◆ Task details ◆
Extract every line of the entries below that contains the string "this". Matching is case-sensitive.

◆ Input data ◆
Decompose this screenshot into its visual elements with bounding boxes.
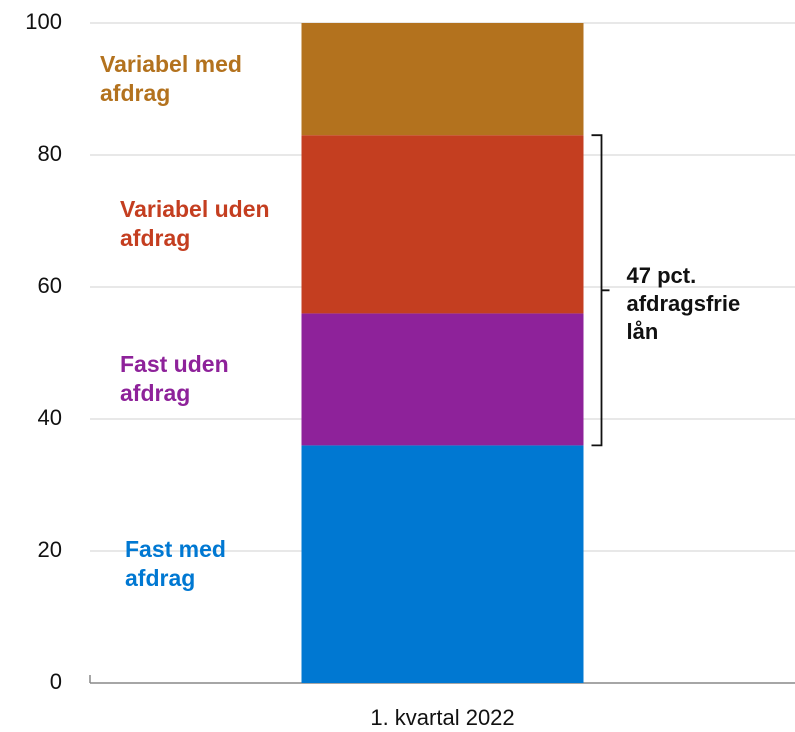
y-tick-label: 60	[38, 273, 62, 298]
bracket	[591, 134, 610, 447]
y-tick-label: 100	[25, 9, 62, 34]
series-label: Variabel med afdrag	[100, 51, 242, 107]
y-tick-label: 20	[38, 537, 62, 562]
bar-segment	[301, 23, 584, 136]
bar-segment	[301, 135, 584, 314]
y-tick-label: 0	[50, 669, 62, 694]
y-tick-label: 80	[38, 141, 62, 166]
bar-segment	[301, 313, 584, 446]
series-label: Variabel uden afdrag	[120, 196, 270, 252]
y-tick-label: 40	[38, 405, 62, 430]
bar-segment	[301, 445, 584, 683]
series-label: Fast med afdrag	[125, 536, 226, 592]
series-label: Fast uden afdrag	[120, 351, 229, 407]
x-tick-label: 1. kvartal 2022	[370, 705, 514, 730]
annotation: 47 pct. afdragsfrie lån	[626, 263, 741, 345]
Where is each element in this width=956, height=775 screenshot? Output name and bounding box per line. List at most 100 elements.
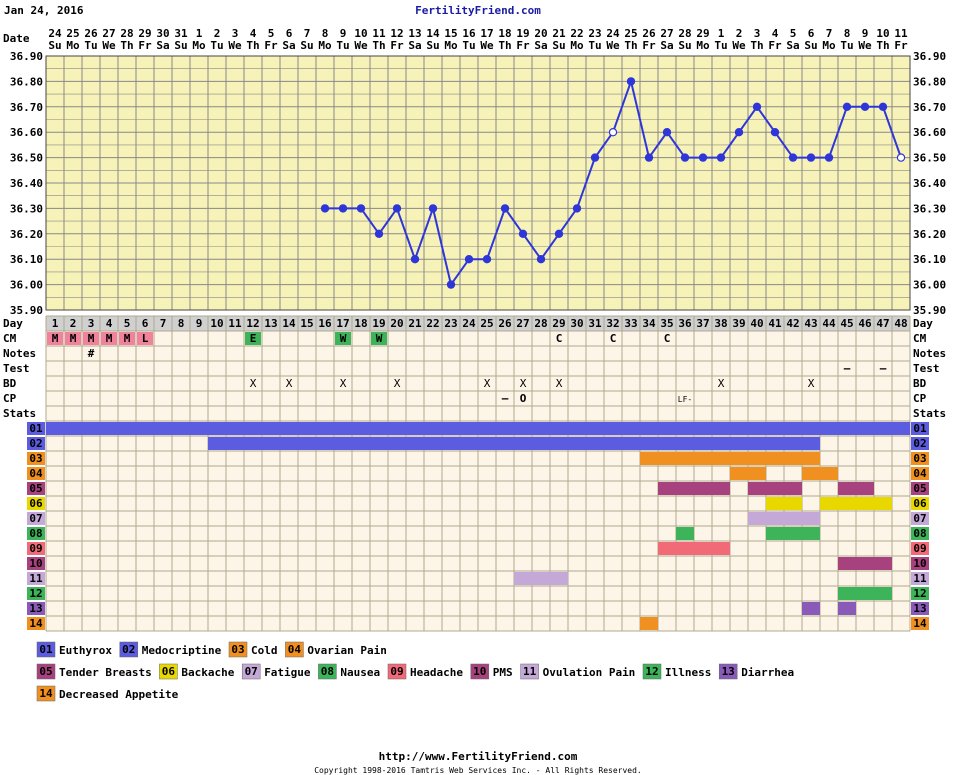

◆ Answer ◆
Decompose this screenshot into its visual elements with bounding boxes.
Where is each element in this width=956, height=775 screenshot? Output name and bounding box per line. List at most 100 elements.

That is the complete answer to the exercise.